→ **WORK TO COMPLETE**
Identify the lines that contain the string "Básico", then copy each of them.

→ **PROVIDED DATA**

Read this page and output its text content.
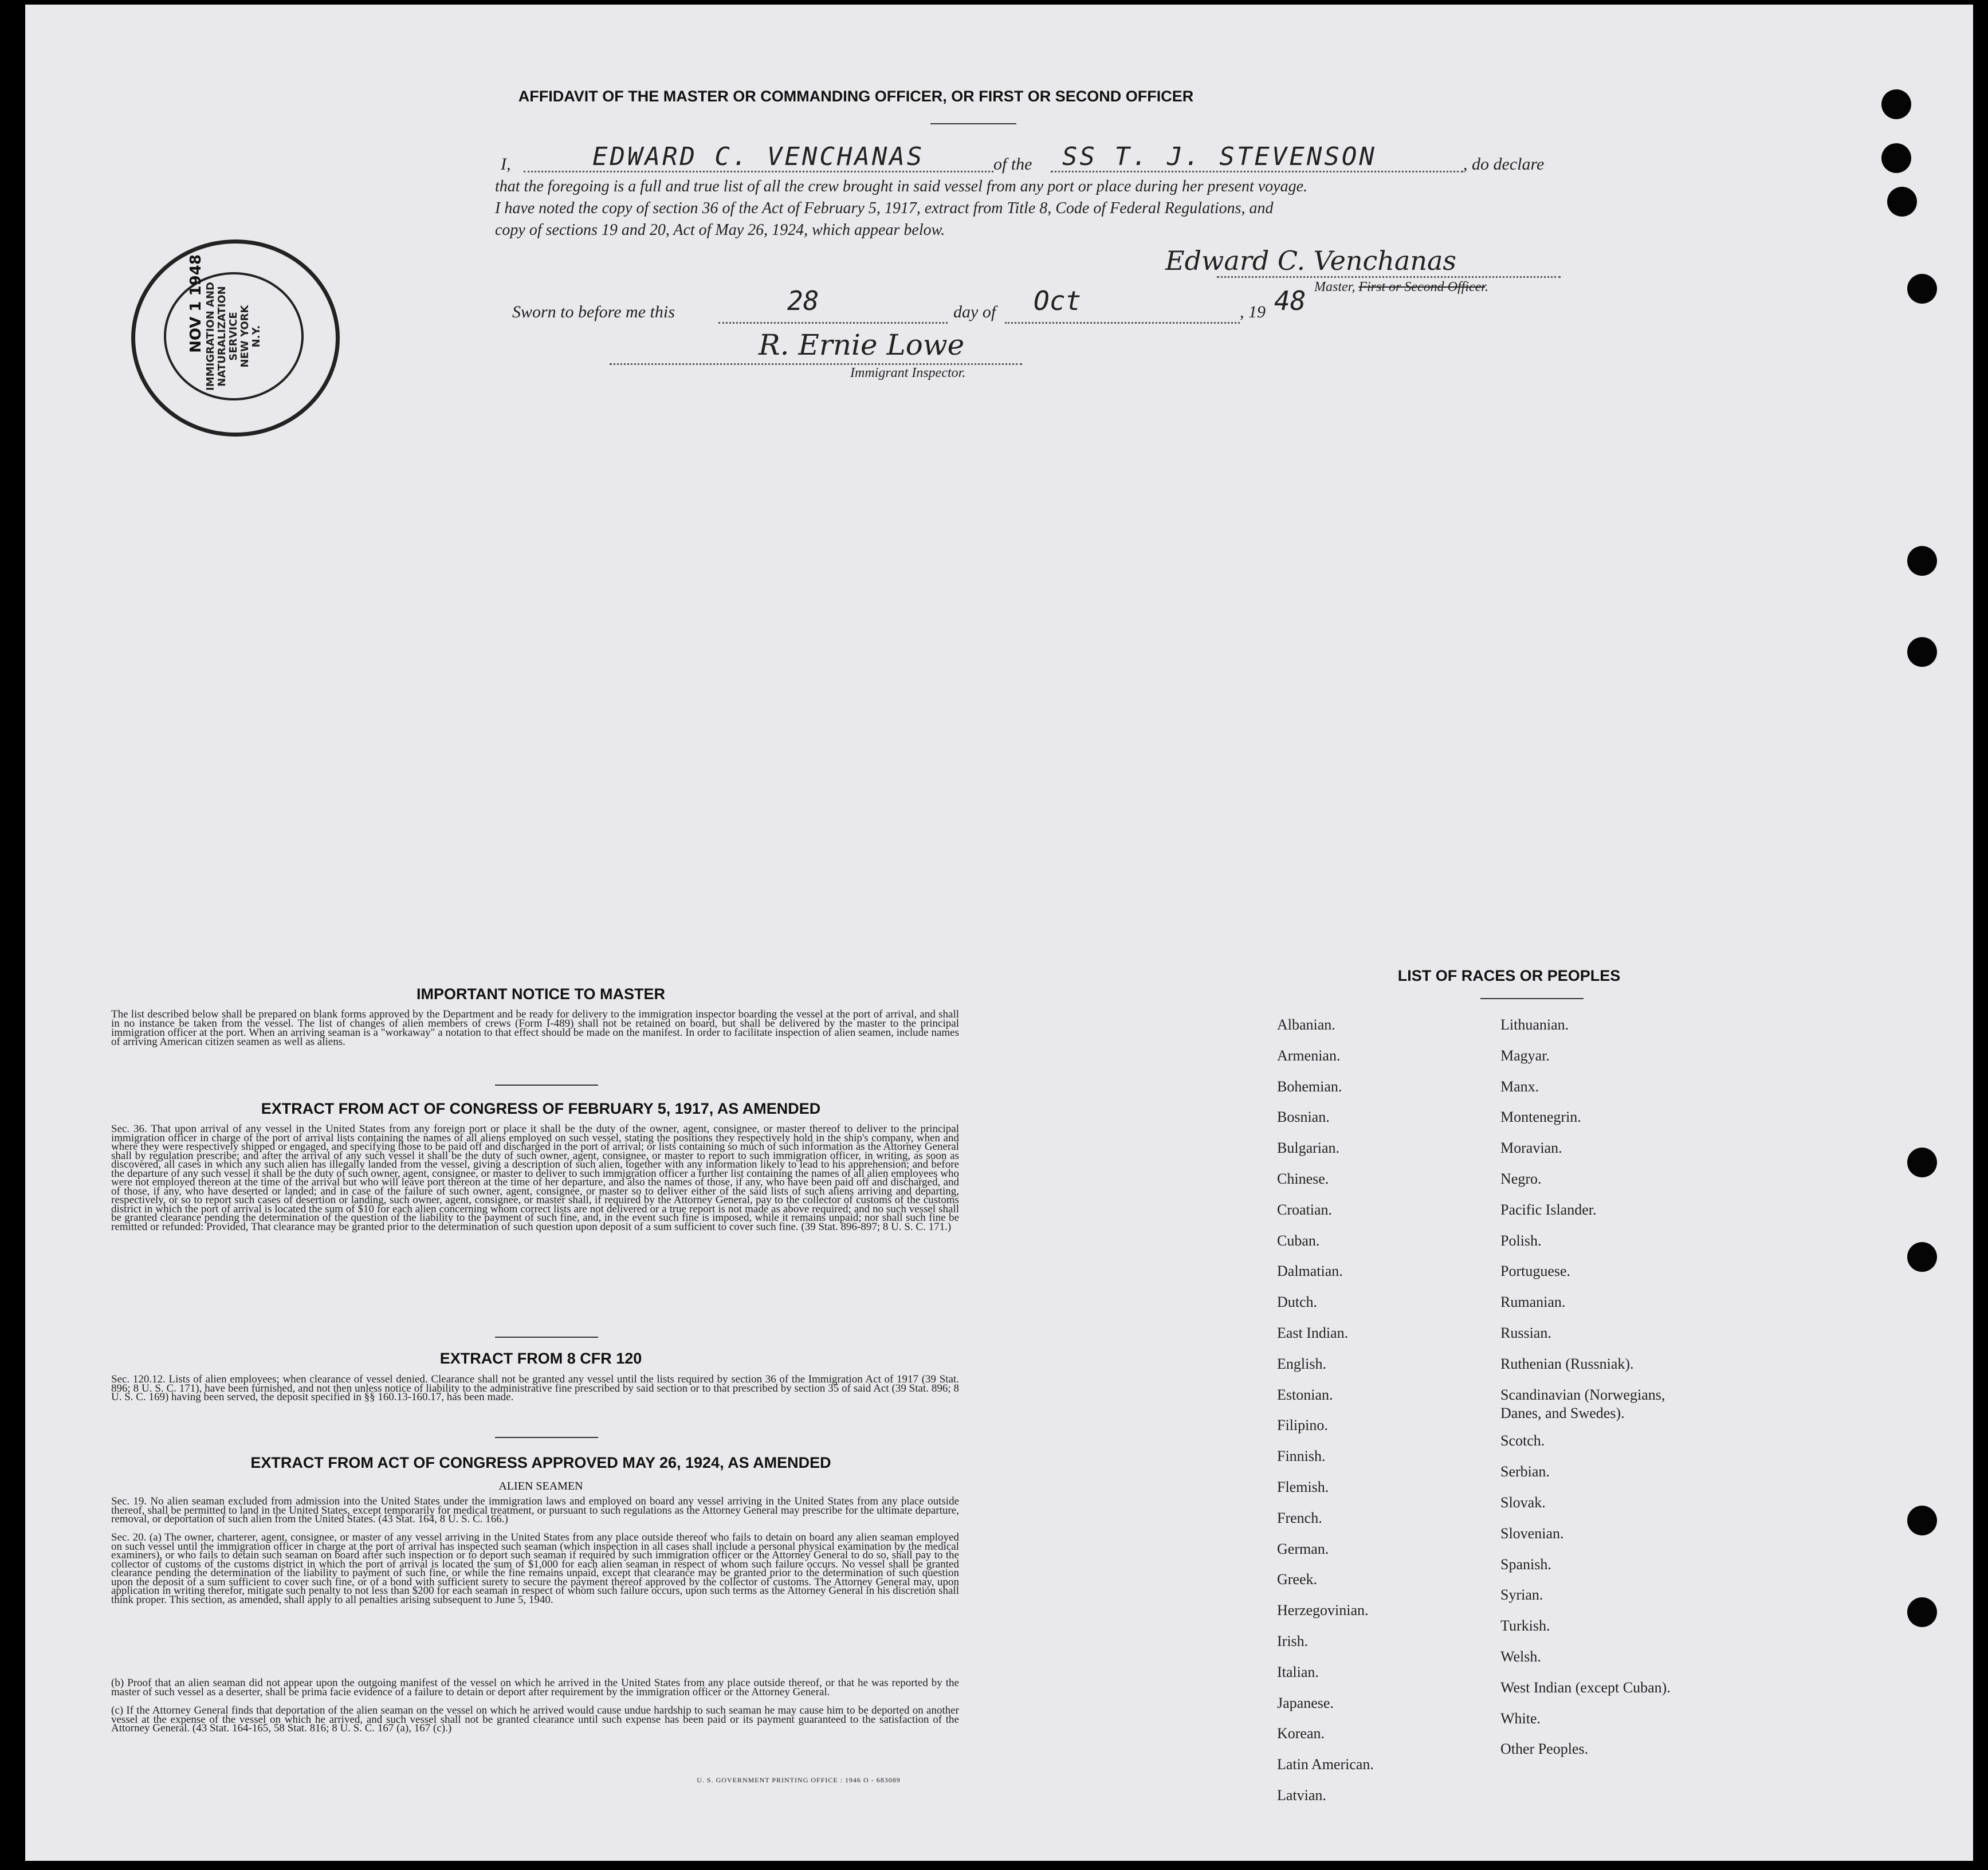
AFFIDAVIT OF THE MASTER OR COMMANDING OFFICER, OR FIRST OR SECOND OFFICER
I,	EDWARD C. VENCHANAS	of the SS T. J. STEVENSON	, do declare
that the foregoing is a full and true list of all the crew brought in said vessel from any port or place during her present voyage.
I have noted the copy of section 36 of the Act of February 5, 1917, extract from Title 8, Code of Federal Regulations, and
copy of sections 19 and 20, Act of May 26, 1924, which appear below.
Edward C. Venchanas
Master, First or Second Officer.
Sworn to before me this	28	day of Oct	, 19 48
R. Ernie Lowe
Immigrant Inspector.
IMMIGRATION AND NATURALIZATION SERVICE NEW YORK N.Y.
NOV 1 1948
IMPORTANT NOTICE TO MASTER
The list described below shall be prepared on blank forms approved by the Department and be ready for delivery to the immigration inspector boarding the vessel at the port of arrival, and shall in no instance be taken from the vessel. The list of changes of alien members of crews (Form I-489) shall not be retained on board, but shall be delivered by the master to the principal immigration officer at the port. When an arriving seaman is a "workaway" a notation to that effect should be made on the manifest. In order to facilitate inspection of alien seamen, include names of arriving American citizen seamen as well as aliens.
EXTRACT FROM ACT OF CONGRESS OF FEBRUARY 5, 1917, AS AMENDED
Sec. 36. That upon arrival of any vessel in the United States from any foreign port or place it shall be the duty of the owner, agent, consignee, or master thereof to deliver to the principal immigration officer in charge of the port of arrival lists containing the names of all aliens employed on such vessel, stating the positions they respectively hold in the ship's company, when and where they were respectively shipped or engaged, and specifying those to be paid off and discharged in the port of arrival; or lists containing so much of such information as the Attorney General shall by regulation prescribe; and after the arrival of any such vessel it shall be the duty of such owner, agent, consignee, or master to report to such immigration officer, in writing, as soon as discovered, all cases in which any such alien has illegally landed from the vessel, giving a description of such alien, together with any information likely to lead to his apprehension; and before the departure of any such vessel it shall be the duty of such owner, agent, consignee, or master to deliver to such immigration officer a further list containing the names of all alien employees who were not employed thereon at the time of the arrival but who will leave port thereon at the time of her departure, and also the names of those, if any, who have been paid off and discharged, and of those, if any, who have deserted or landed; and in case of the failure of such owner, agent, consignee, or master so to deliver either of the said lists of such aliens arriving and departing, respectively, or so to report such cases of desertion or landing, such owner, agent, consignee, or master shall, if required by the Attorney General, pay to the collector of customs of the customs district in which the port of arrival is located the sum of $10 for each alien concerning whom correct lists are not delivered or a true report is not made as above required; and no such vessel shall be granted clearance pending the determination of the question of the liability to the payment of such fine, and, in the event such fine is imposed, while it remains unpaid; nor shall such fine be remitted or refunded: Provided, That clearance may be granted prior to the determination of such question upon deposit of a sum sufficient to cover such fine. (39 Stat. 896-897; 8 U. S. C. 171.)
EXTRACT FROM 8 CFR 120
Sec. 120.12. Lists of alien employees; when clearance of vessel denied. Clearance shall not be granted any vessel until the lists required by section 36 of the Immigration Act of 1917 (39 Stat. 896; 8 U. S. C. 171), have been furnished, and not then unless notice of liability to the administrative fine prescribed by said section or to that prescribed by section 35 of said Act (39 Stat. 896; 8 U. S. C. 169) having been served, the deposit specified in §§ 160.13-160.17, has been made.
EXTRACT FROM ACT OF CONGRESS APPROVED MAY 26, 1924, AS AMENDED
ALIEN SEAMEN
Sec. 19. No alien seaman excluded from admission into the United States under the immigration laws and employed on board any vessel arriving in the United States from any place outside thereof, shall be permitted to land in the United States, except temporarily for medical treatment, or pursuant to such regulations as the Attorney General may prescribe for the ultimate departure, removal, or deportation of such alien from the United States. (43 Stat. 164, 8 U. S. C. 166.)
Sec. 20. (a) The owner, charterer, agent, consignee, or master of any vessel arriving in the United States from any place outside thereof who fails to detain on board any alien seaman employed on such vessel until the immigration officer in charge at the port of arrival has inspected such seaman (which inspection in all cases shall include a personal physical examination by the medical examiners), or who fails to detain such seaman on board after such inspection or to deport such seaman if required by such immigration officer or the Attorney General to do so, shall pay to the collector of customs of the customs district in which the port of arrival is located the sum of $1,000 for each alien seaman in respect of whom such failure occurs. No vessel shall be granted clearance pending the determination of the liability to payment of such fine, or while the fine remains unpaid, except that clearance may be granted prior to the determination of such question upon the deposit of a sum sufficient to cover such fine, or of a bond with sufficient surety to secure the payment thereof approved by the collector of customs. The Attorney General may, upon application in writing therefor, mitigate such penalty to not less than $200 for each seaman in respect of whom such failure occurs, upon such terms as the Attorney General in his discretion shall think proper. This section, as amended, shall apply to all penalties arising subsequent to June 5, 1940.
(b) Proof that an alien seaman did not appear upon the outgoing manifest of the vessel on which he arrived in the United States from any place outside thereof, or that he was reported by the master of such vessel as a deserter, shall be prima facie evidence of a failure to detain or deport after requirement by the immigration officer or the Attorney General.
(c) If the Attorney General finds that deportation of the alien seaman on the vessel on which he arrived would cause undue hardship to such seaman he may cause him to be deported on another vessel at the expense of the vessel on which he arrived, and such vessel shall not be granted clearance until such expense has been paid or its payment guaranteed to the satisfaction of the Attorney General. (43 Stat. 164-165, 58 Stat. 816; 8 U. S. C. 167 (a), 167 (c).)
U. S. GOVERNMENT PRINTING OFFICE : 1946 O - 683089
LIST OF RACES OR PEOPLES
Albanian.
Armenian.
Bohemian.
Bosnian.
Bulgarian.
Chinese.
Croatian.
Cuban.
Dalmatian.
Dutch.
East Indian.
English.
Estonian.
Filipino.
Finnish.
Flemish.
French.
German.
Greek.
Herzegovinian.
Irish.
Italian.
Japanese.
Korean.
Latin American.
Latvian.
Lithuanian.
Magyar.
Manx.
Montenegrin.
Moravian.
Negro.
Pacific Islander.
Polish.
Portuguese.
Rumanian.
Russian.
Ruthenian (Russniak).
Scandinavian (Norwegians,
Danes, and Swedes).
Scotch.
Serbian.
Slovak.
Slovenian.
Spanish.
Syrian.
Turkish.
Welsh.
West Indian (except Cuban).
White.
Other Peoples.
---
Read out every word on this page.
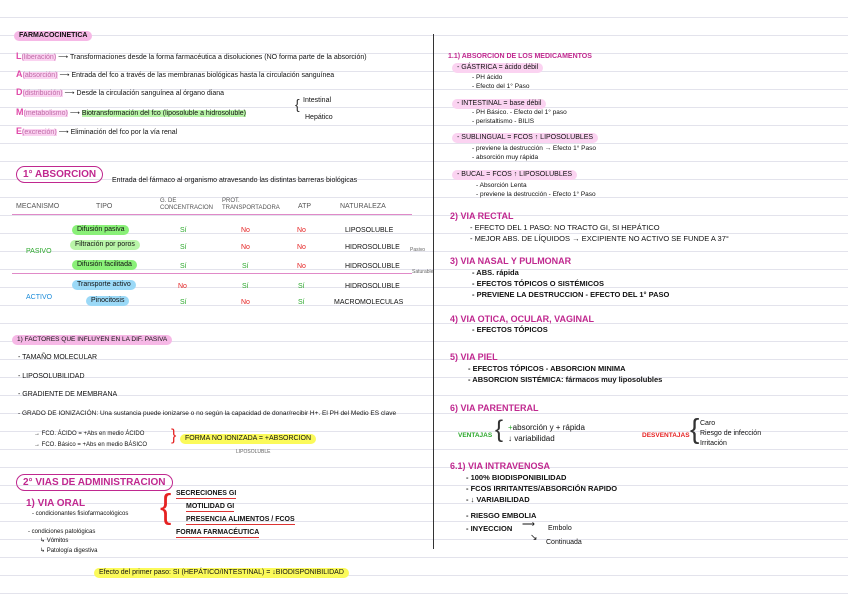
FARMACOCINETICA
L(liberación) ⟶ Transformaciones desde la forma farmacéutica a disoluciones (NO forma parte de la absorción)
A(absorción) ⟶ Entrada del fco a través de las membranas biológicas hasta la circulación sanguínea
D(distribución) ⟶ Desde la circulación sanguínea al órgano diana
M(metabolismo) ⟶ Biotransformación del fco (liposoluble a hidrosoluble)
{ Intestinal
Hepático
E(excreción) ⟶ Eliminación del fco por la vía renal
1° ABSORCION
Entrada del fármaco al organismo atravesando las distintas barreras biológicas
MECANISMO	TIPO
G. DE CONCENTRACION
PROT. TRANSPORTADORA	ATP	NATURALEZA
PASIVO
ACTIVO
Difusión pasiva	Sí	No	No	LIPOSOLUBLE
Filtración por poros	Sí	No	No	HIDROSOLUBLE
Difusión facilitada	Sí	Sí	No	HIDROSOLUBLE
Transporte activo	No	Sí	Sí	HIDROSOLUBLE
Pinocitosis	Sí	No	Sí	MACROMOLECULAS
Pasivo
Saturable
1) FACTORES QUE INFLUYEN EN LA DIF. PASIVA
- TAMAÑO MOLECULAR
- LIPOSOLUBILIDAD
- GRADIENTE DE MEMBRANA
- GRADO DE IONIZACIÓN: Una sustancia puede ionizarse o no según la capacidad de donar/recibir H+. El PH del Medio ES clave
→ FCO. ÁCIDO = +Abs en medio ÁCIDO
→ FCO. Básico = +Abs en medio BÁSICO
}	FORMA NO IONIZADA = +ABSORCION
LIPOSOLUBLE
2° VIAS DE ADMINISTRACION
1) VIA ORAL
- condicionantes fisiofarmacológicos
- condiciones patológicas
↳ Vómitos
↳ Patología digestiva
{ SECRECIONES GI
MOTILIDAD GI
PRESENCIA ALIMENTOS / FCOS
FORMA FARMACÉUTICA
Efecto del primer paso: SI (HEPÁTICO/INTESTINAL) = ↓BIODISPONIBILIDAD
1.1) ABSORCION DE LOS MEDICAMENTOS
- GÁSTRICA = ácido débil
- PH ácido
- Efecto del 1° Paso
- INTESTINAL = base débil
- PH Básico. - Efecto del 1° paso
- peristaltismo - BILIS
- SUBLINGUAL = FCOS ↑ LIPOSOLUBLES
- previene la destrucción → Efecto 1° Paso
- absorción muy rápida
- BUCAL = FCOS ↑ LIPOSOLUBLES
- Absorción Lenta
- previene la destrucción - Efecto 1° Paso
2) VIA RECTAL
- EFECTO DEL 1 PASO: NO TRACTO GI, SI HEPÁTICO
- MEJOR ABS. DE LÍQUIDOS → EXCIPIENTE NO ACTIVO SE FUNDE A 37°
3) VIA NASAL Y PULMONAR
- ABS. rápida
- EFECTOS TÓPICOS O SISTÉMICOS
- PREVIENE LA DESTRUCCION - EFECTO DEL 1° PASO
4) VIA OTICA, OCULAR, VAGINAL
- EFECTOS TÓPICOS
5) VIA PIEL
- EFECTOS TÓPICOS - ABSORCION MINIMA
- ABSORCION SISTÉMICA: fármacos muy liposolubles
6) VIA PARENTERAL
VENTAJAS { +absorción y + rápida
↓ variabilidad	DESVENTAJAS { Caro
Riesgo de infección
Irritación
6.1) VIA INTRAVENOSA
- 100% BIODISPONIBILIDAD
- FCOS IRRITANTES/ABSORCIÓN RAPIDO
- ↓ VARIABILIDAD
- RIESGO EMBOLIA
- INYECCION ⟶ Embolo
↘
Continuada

→ **SOLUTION FOR THIS PROBLEM**
→ FCO. Básico = +Abs en medio BÁSICO
- PH Básico. - Efecto del 1° paso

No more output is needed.